## Problem requirements
Copy every line of the records below where the word "icon" occurs.
---------- Source data
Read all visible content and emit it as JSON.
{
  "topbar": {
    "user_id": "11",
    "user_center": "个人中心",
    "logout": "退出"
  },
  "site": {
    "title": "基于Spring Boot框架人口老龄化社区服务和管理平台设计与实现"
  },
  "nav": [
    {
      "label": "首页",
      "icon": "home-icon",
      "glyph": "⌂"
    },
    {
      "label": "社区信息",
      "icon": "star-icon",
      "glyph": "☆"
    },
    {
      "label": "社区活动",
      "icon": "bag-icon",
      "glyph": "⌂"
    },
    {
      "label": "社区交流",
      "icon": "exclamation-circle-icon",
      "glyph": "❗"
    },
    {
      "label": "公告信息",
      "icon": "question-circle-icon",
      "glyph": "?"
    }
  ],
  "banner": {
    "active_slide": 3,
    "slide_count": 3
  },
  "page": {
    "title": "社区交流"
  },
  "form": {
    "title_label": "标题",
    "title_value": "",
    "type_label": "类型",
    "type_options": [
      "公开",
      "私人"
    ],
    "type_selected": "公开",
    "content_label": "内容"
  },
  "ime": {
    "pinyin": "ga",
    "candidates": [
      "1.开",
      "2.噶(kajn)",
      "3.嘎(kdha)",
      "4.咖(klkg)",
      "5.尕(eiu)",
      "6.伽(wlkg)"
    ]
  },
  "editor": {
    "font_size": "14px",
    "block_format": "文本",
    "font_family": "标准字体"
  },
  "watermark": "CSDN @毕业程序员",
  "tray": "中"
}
--------------------
---------- Source data
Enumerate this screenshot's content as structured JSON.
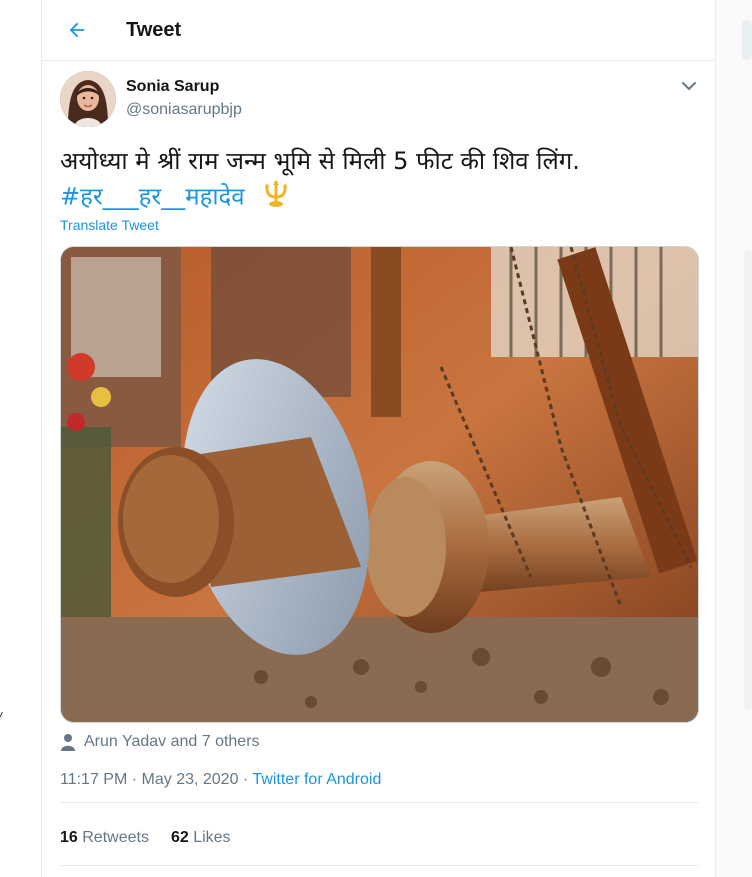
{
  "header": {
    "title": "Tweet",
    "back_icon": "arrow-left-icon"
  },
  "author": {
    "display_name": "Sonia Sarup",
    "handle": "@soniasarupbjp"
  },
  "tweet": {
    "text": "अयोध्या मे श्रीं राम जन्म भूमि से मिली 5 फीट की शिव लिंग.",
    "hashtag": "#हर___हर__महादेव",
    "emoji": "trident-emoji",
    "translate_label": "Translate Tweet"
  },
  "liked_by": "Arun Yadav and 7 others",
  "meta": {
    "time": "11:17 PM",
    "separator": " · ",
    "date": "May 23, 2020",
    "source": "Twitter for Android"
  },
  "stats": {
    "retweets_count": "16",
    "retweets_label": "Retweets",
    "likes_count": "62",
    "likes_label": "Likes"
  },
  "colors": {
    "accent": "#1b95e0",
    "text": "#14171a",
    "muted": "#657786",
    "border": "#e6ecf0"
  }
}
--------------------
---------- Source data
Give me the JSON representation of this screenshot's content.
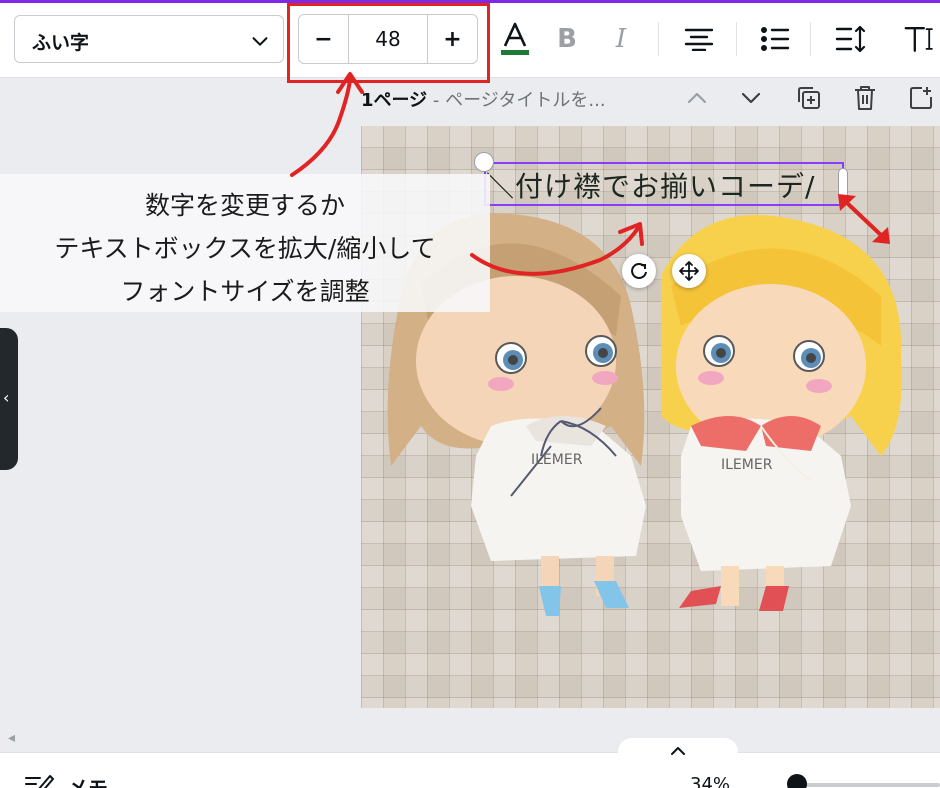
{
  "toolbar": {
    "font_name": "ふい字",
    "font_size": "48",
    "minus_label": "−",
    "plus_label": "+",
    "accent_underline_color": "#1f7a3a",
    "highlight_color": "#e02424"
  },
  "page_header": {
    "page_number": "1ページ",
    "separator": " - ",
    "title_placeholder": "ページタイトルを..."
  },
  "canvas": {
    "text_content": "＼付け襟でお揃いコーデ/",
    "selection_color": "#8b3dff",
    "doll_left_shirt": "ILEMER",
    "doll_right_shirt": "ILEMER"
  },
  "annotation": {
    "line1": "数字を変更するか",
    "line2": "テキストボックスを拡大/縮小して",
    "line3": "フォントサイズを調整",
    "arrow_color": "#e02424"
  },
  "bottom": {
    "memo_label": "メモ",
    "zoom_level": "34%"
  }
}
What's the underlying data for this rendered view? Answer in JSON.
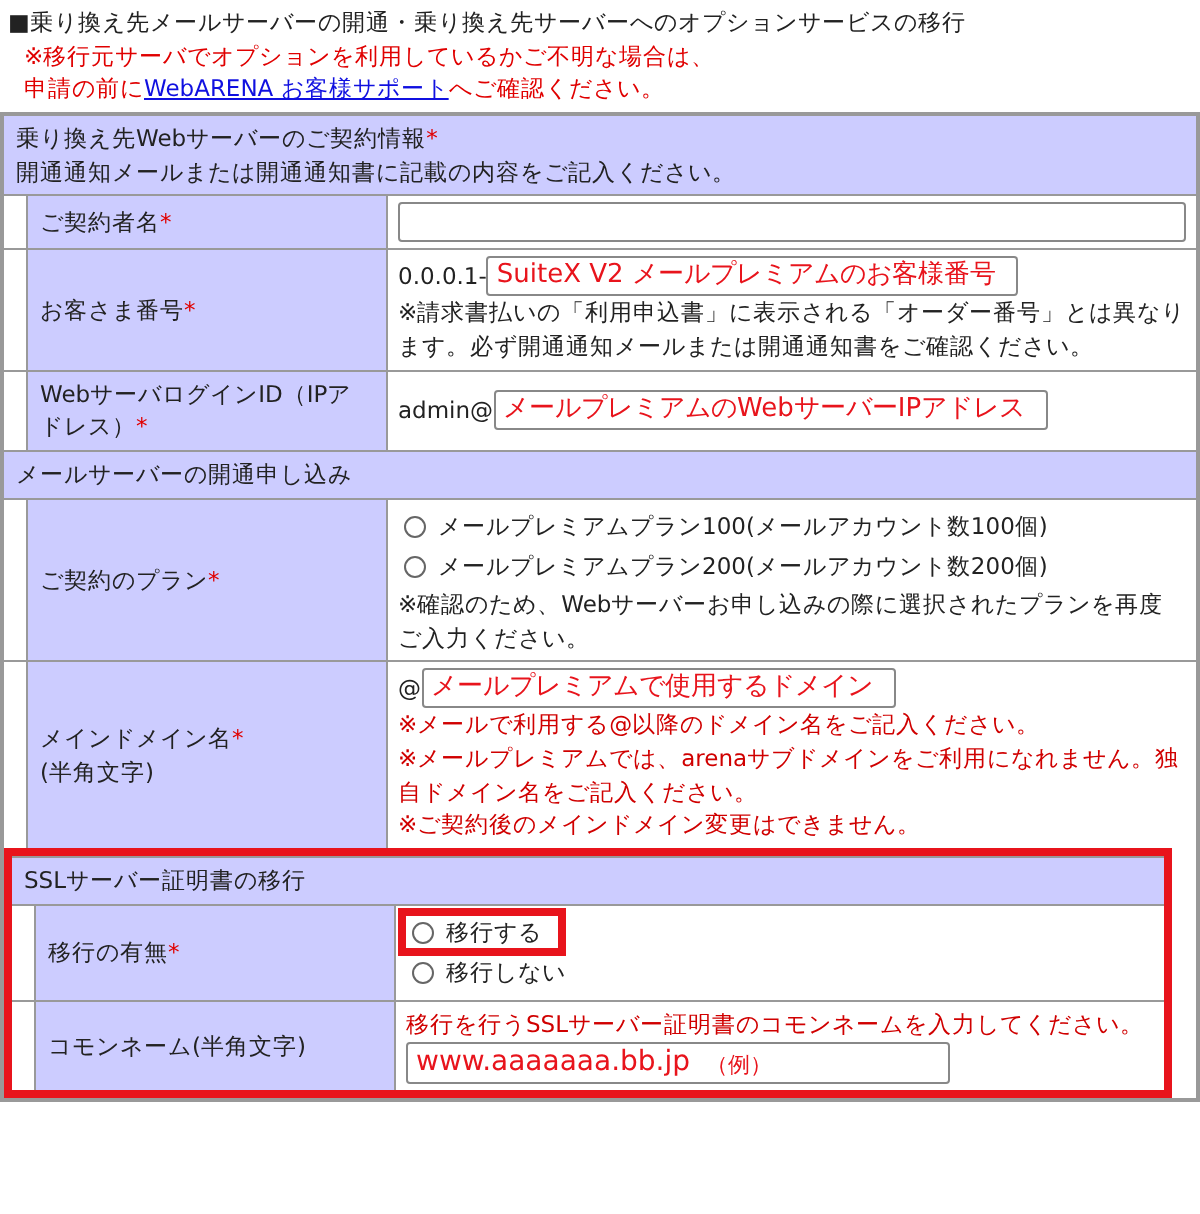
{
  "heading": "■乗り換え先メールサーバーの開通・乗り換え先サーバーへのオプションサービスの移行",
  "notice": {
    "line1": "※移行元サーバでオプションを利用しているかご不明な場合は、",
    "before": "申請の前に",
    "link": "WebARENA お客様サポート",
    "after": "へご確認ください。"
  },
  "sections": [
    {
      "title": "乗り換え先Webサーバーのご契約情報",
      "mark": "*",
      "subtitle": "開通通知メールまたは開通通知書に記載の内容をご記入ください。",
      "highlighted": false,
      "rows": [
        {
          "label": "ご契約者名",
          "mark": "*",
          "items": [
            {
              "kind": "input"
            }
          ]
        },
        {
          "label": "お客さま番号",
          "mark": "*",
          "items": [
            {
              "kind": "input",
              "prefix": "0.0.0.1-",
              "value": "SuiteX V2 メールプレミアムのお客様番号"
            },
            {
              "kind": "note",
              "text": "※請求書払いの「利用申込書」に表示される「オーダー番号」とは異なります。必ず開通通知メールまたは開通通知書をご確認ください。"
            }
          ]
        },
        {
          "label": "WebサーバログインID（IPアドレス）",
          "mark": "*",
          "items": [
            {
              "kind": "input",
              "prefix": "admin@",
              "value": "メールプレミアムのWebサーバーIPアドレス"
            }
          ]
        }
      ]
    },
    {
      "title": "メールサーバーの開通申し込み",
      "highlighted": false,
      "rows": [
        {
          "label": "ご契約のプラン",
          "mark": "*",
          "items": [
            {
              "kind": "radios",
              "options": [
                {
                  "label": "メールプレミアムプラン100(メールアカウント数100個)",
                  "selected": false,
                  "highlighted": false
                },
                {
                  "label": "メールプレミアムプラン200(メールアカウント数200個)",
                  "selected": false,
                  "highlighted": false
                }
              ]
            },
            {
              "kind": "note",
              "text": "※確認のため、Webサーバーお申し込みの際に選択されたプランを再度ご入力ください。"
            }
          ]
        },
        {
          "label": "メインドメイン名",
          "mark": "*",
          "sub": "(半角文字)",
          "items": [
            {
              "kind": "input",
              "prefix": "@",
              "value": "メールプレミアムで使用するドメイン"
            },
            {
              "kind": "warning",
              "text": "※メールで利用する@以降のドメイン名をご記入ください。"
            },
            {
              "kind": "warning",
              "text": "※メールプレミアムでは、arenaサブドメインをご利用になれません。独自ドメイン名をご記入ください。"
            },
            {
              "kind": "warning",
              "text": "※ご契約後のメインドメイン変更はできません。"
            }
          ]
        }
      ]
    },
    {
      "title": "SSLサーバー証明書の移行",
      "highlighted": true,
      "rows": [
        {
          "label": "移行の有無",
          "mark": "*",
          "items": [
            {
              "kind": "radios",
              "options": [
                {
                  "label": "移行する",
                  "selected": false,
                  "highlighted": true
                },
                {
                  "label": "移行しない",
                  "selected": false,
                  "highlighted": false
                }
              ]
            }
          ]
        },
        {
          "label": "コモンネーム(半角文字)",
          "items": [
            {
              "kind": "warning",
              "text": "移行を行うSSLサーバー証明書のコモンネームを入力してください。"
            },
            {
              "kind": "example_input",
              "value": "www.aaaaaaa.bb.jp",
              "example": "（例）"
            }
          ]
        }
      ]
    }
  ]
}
--------------------
## Expected output
      "icon": "home-icon",
      "icon": "star-icon",
      "icon": "bag-icon",
      "icon": "exclamation-circle-icon",
      "icon": "question-circle-icon",
    "back_icon": "arrow-left-icon"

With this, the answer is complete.